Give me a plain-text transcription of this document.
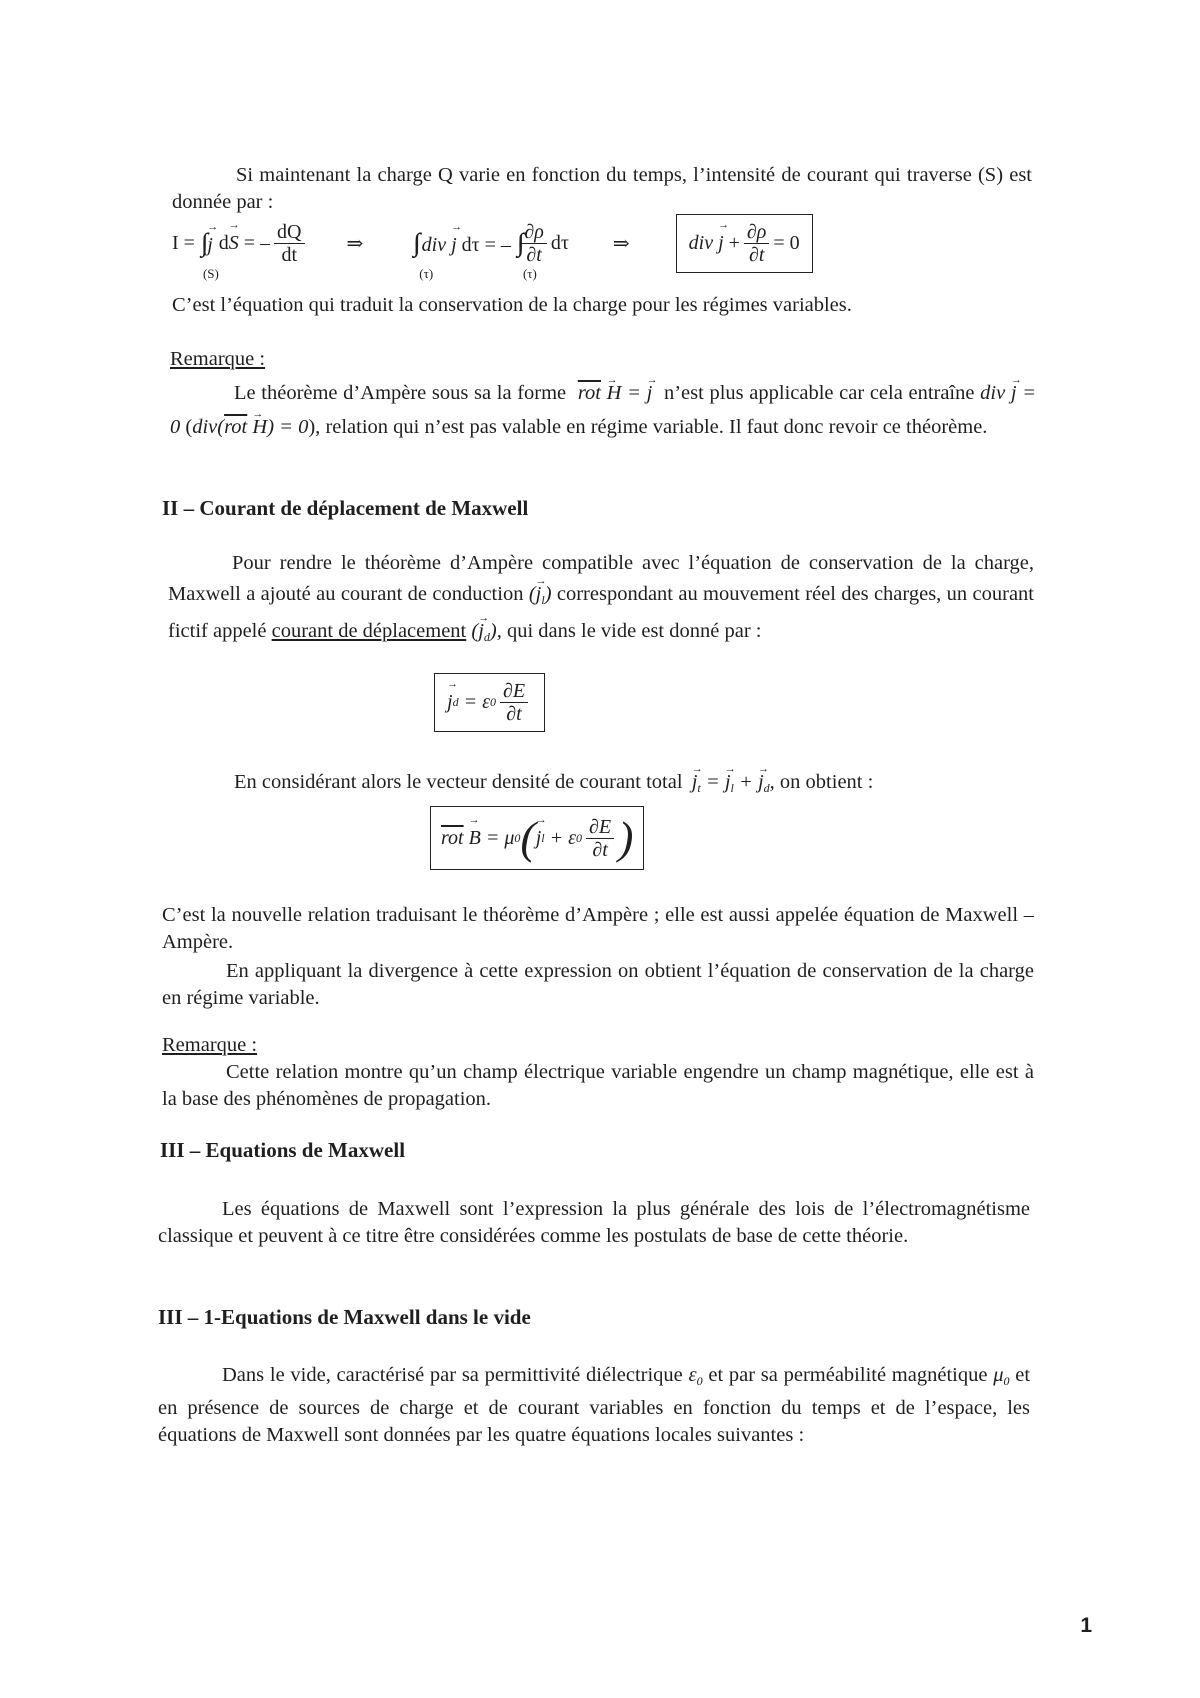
Si maintenant la charge Q varie en fonction du temps, l’intensité de courant qui traverse (S) est donnée par :

I = ∫∫ → j
(S)
d→ S = – $\frac{dQ}{dt}$ ⇒ ∫∫∫ div → j dτ = –
(τ)
∫∫∫
(τ)
$\frac{\partial\rho}{\partial t}$ dτ ⇒	div
→ $j + \frac{\partial\rho}{\partial t} = 0$

C’est l’équation qui traduit la conservation de la charge pour les régimes variables.

Remarque :

Le théorème d’Ampère sous sa la forme $\overline{rot} \to H$ = → j n’est plus applicable car cela entraîne div → j = 0 $(div(\overline{rot} \to H) = 0)$, relation qui n’est pas valable en régime variable. Il faut donc revoir ce théorème.
II – Courant de déplacement de Maxwell
Pour rendre le théorème d’Ampère compatible avec l’équation de conservation de la charge, Maxwell a ajouté au courant de conduction (→ $j_l$) correspondant au mouvement réel des charges, un courant fictif appelé courant de déplacement (→ $j_d$), qui dans le vide est donné par :
→ j d = ε $0 \frac{\partial E}{\partial t}$
En considérant alors le vecteur densité de courant total → $j_t$ = → $j_l$ + → $j_d$, on obtient :
$\overline{rot}$
→ B = μ 0 ( → j l + ε $0 \frac{\partial E}{\partial t}$ )

C’est la nouvelle relation traduisant le théorème d’Ampère ; elle est aussi appelée équation de Maxwell – Ampère.

En appliquant la divergence à cette expression on obtient l’équation de conservation de la charge en régime variable.

Remarque :

Cette relation montre qu’un champ électrique variable engendre un champ magnétique, elle est à la base des phénomènes de propagation.

III – Equations de Maxwell

Les équations de Maxwell sont l’expression la plus générale des lois de l’électromagnétisme classique et peuvent à ce titre être considérées comme les postulats de base de cette théorie.

III – 1-Equations de Maxwell dans le vide
Dans le vide, caractérisé par sa permittivité diélectrique $\varepsilon_0$ et par sa perméabilité magnétique $\mu_0$ et en présence de sources de charge et de courant variables en fonction du temps et de l’espace, les équations de Maxwell sont données par les quatre équations locales suivantes :
1
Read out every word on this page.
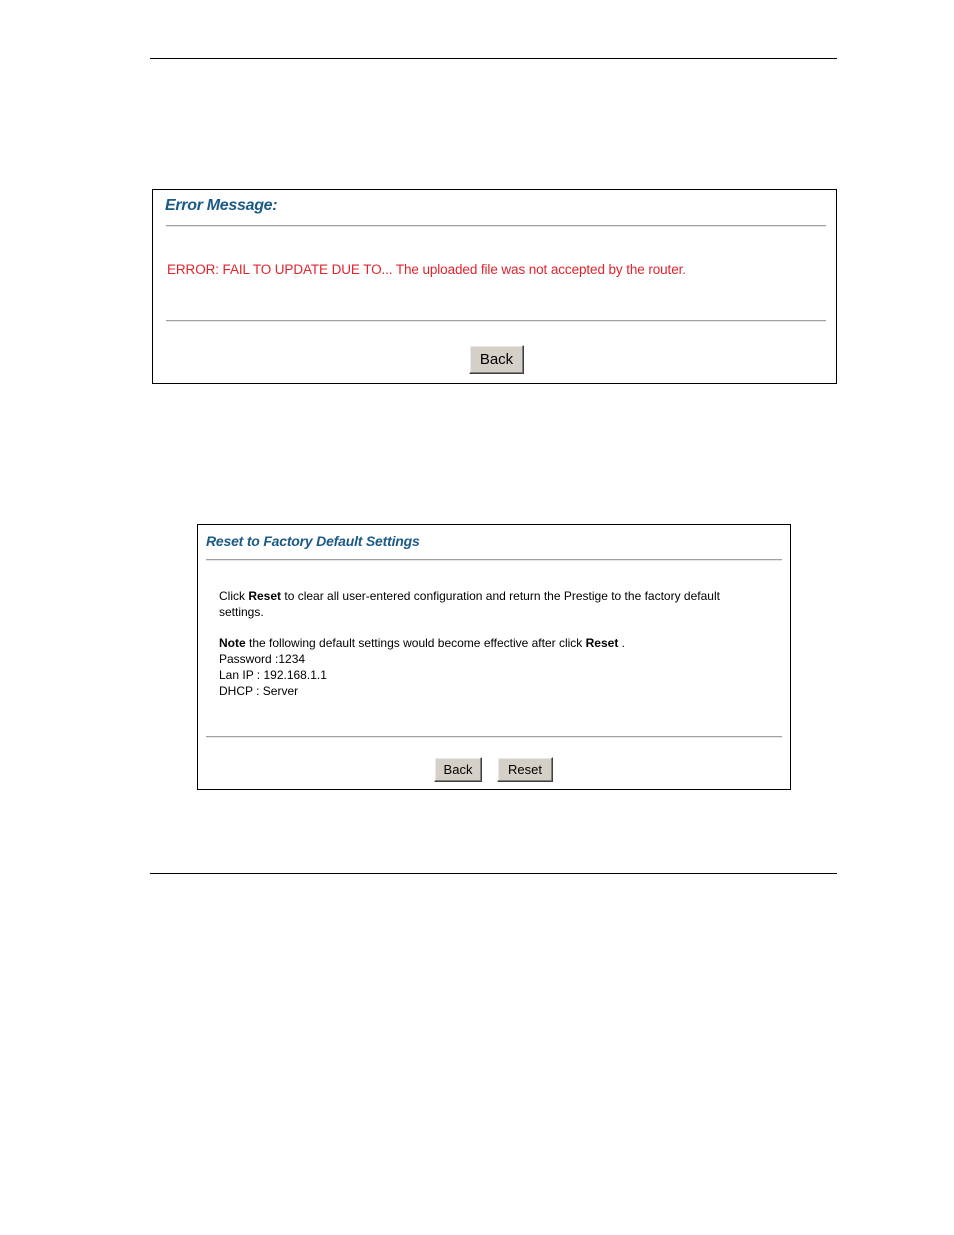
Error Message:
ERROR: FAIL TO UPDATE DUE TO... The uploaded file was not accepted by the router.
Back
Reset to Factory Default Settings
Click Reset to clear all user-entered configuration and return the Prestige to the factory default
settings.
Note the following default settings would become effective after click Reset .
Password :1234
Lan IP : 192.168.1.1
DHCP : Server
Back	Reset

→ **TASK REQUIREMENTS**: Pictures appear in the records above. Output everything except them, exactly.

→ **OUTPUT FOR THIS TASK**:
Give me a plain-text transcription of this document.
Si maintenant la charge Q varie en fonction du temps, l’intensité de courant qui traverse (S) est donnée par :

I = ∫∫ → j
(S)
d→ S = – $\frac{dQ}{dt}$ ⇒ ∫∫∫ div → j dτ = –
(τ)
∫∫∫
(τ)
$\frac{\partial\rho}{\partial t}$ dτ ⇒	div
→ $j + \frac{\partial\rho}{\partial t} = 0$

C’est l’équation qui traduit la conservation de la charge pour les régimes variables.

Remarque :

Le théorème d’Ampère sous sa la forme $\overline{rot} \to H$ = → j n’est plus applicable car cela entraîne div → j = 0 $(div(\overline{rot} \to H) = 0)$, relation qui n’est pas valable en régime variable. Il faut donc revoir ce théorème.
II – Courant de déplacement de Maxwell
Pour rendre le théorème d’Ampère compatible avec l’équation de conservation de la charge, Maxwell a ajouté au courant de conduction (→ $j_l$) correspondant au mouvement réel des charges, un courant fictif appelé courant de déplacement (→ $j_d$), qui dans le vide est donné par :
→ j d = ε $0 \frac{\partial E}{\partial t}$
En considérant alors le vecteur densité de courant total → $j_t$ = → $j_l$ + → $j_d$, on obtient :
$\overline{rot}$
→ B = μ 0 ( → j l + ε $0 \frac{\partial E}{\partial t}$ )

C’est la nouvelle relation traduisant le théorème d’Ampère ; elle est aussi appelée équation de Maxwell – Ampère.

En appliquant la divergence à cette expression on obtient l’équation de conservation de la charge en régime variable.

Remarque :

Cette relation montre qu’un champ électrique variable engendre un champ magnétique, elle est à la base des phénomènes de propagation.

III – Equations de Maxwell

Les équations de Maxwell sont l’expression la plus générale des lois de l’électromagnétisme classique et peuvent à ce titre être considérées comme les postulats de base de cette théorie.

III – 1-Equations de Maxwell dans le vide
Dans le vide, caractérisé par sa permittivité diélectrique $\varepsilon_0$ et par sa perméabilité magnétique $\mu_0$ et en présence de sources de charge et de courant variables en fonction du temps et de l’espace, les équations de Maxwell sont données par les quatre équations locales suivantes :
1
Read out every word on this page.
Error Message:
ERROR: FAIL TO UPDATE DUE TO... The uploaded file was not accepted by the router.
Back
Reset to Factory Default Settings
Click Reset to clear all user-entered configuration and return the Prestige to the factory default
settings.
Note the following default settings would become effective after click Reset .
Password :1234
Lan IP : 192.168.1.1
DHCP : Server
Back	Reset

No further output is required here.